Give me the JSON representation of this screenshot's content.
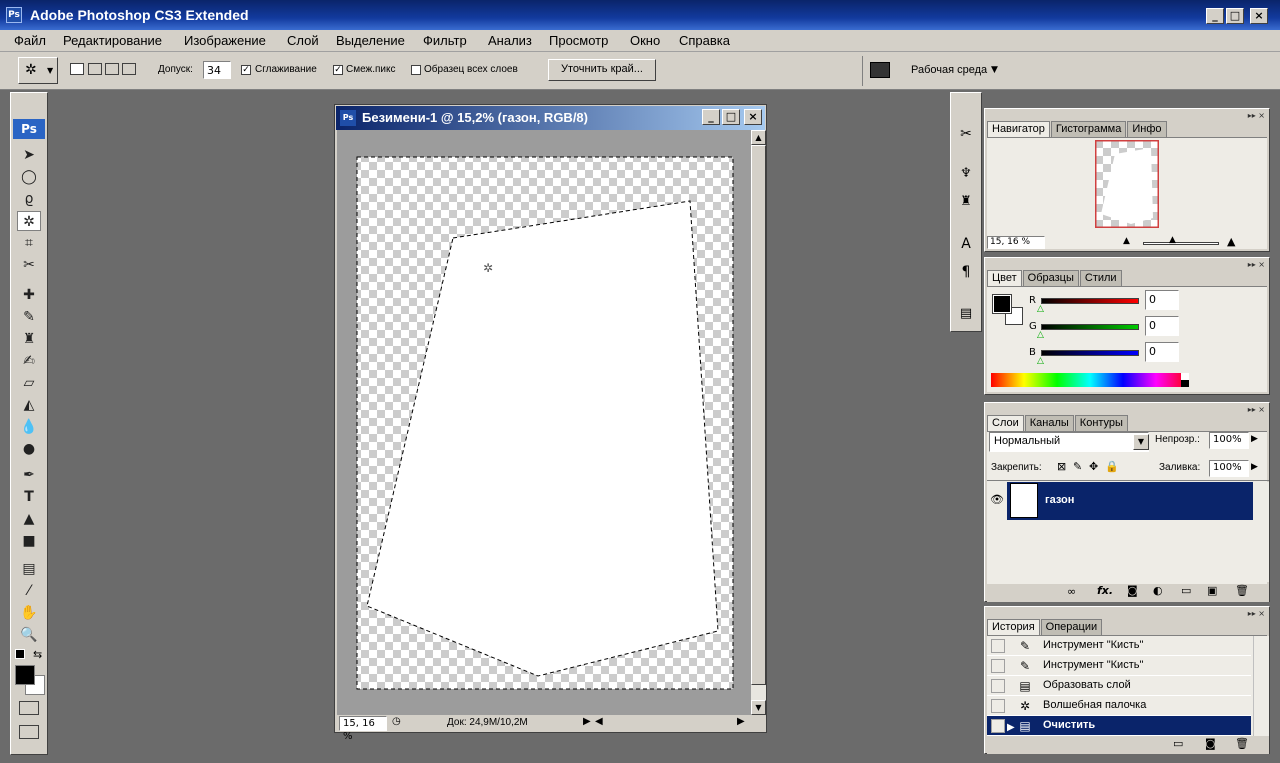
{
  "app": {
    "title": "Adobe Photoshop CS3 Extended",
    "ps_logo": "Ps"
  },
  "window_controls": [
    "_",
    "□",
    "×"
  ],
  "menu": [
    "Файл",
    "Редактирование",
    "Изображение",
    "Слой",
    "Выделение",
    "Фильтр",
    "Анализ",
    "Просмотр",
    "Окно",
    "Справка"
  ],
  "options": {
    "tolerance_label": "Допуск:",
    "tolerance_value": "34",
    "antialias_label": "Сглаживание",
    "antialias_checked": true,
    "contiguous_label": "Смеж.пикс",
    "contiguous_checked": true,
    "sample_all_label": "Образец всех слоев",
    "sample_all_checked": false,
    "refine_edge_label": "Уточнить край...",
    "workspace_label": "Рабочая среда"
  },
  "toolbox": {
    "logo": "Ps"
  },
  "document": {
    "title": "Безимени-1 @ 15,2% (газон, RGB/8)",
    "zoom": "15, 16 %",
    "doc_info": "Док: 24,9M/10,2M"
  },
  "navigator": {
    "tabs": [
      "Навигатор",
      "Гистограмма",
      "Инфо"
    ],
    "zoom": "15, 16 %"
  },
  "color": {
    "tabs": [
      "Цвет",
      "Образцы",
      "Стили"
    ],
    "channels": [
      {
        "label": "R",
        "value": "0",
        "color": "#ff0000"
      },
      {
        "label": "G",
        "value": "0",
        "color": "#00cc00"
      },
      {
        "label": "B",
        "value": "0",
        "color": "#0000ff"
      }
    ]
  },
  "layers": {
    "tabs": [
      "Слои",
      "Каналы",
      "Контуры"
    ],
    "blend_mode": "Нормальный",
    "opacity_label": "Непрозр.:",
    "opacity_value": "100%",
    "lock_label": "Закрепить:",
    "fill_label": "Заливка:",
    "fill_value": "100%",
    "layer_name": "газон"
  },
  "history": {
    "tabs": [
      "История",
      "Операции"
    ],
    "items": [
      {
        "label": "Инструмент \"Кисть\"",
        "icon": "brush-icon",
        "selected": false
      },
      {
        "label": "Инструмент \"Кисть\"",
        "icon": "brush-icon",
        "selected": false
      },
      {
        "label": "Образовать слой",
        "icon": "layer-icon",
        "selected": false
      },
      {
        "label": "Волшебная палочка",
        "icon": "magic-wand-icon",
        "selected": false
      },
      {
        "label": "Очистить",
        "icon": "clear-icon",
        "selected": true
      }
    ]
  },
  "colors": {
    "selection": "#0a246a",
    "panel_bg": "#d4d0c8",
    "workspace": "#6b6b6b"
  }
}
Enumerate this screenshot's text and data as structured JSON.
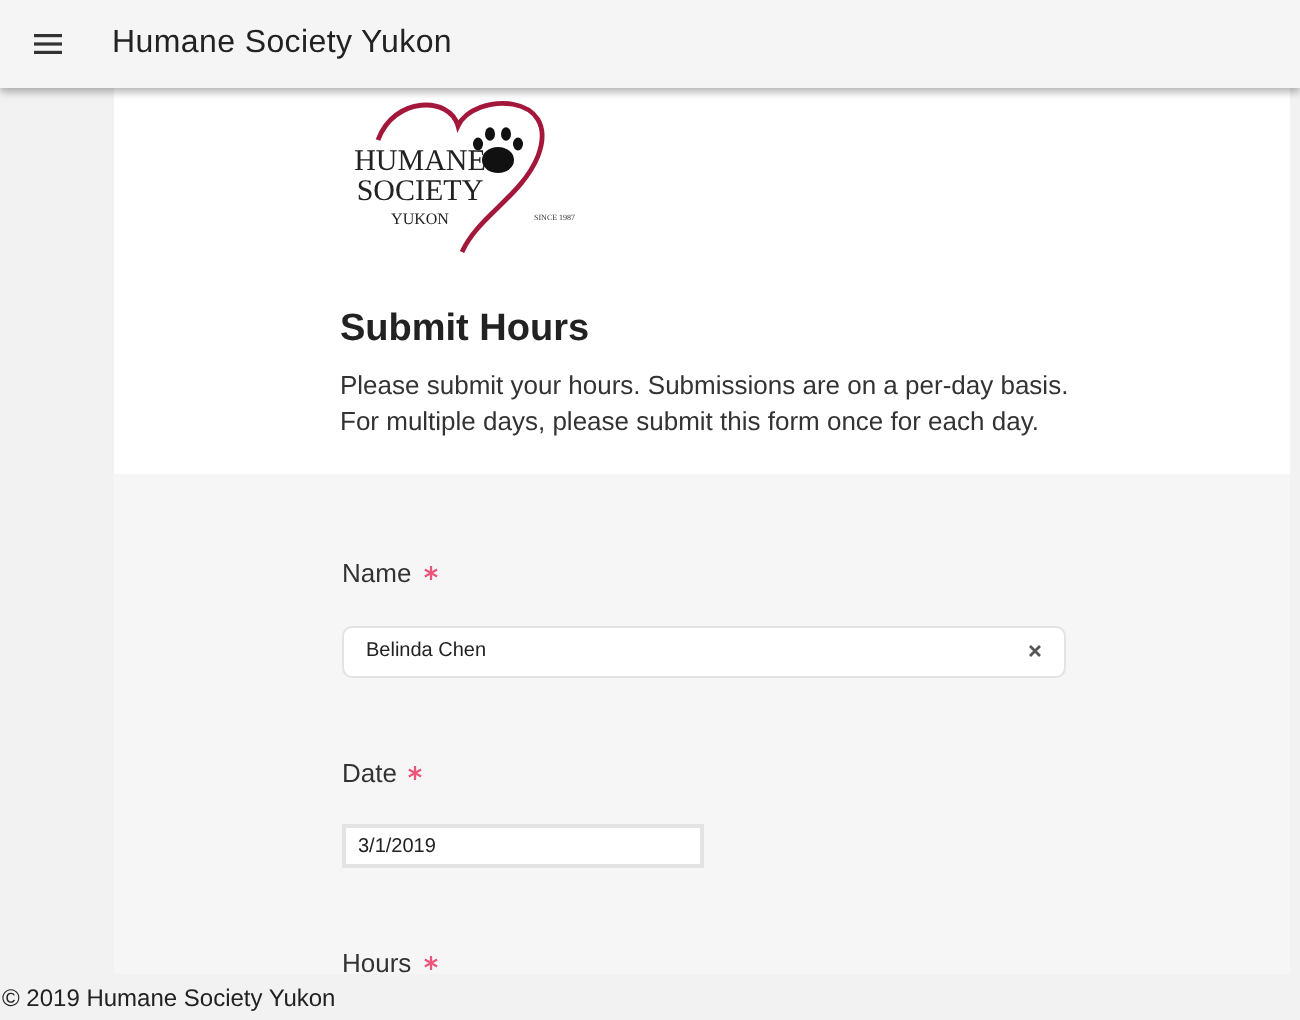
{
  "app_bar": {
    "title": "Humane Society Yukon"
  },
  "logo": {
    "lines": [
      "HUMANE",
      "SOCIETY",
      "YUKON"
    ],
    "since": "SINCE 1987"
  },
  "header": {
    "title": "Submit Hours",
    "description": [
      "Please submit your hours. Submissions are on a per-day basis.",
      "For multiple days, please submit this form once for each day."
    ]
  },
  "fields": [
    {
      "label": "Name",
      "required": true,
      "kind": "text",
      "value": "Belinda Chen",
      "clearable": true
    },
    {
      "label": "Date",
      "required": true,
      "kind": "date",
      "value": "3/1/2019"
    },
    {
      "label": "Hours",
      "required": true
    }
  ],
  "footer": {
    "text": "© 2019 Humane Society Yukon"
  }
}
....
## GIVEN PROBLEM
Print the records above exactly as they stand, but leave out the pictures.

## EXPECTED ANSWER
Give me the JSON representation of this screenshot's content.
{
  "app": {
    "title": "Adobe Photoshop CS3 Extended",
    "ps_logo": "Ps"
  },
  "window_controls": [
    "_",
    "□",
    "×"
  ],
  "menu": [
    "Файл",
    "Редактирование",
    "Изображение",
    "Слой",
    "Выделение",
    "Фильтр",
    "Анализ",
    "Просмотр",
    "Окно",
    "Справка"
  ],
  "options": {
    "tolerance_label": "Допуск:",
    "tolerance_value": "34",
    "antialias_label": "Сглаживание",
    "antialias_checked": true,
    "contiguous_label": "Смеж.пикс",
    "contiguous_checked": true,
    "sample_all_label": "Образец всех слоев",
    "sample_all_checked": false,
    "refine_edge_label": "Уточнить край...",
    "workspace_label": "Рабочая среда"
  },
  "toolbox": {
    "logo": "Ps"
  },
  "document": {
    "title": "Безимени-1 @ 15,2% (газон, RGB/8)",
    "zoom": "15, 16 %",
    "doc_info": "Док: 24,9M/10,2M"
  },
  "navigator": {
    "tabs": [
      "Навигатор",
      "Гистограмма",
      "Инфо"
    ],
    "zoom": "15, 16 %"
  },
  "color": {
    "tabs": [
      "Цвет",
      "Образцы",
      "Стили"
    ],
    "channels": [
      {
        "label": "R",
        "value": "0",
        "color": "#ff0000"
      },
      {
        "label": "G",
        "value": "0",
        "color": "#00cc00"
      },
      {
        "label": "B",
        "value": "0",
        "color": "#0000ff"
      }
    ]
  },
  "layers": {
    "tabs": [
      "Слои",
      "Каналы",
      "Контуры"
    ],
    "blend_mode": "Нормальный",
    "opacity_label": "Непрозр.:",
    "opacity_value": "100%",
    "lock_label": "Закрепить:",
    "fill_label": "Заливка:",
    "fill_value": "100%",
    "layer_name": "газон"
  },
  "history": {
    "tabs": [
      "История",
      "Операции"
    ],
    "items": [
      {
        "label": "Инструмент \"Кисть\"",
        "icon": "brush-icon",
        "selected": false
      },
      {
        "label": "Инструмент \"Кисть\"",
        "icon": "brush-icon",
        "selected": false
      },
      {
        "label": "Образовать слой",
        "icon": "layer-icon",
        "selected": false
      },
      {
        "label": "Волшебная палочка",
        "icon": "magic-wand-icon",
        "selected": false
      },
      {
        "label": "Очистить",
        "icon": "clear-icon",
        "selected": true
      }
    ]
  },
  "colors": {
    "selection": "#0a246a",
    "panel_bg": "#d4d0c8",
    "workspace": "#6b6b6b"
  }
}
Enumerate this screenshot's text and data as structured JSON.
{
  "app_bar": {
    "title": "Humane Society Yukon"
  },
  "logo": {
    "lines": [
      "HUMANE",
      "SOCIETY",
      "YUKON"
    ],
    "since": "SINCE 1987"
  },
  "header": {
    "title": "Submit Hours",
    "description": [
      "Please submit your hours. Submissions are on a per-day basis.",
      "For multiple days, please submit this form once for each day."
    ]
  },
  "fields": [
    {
      "label": "Name",
      "required": true,
      "kind": "text",
      "value": "Belinda Chen",
      "clearable": true
    },
    {
      "label": "Date",
      "required": true,
      "kind": "date",
      "value": "3/1/2019"
    },
    {
      "label": "Hours",
      "required": true
    }
  ],
  "footer": {
    "text": "© 2019 Humane Society Yukon"
  }
}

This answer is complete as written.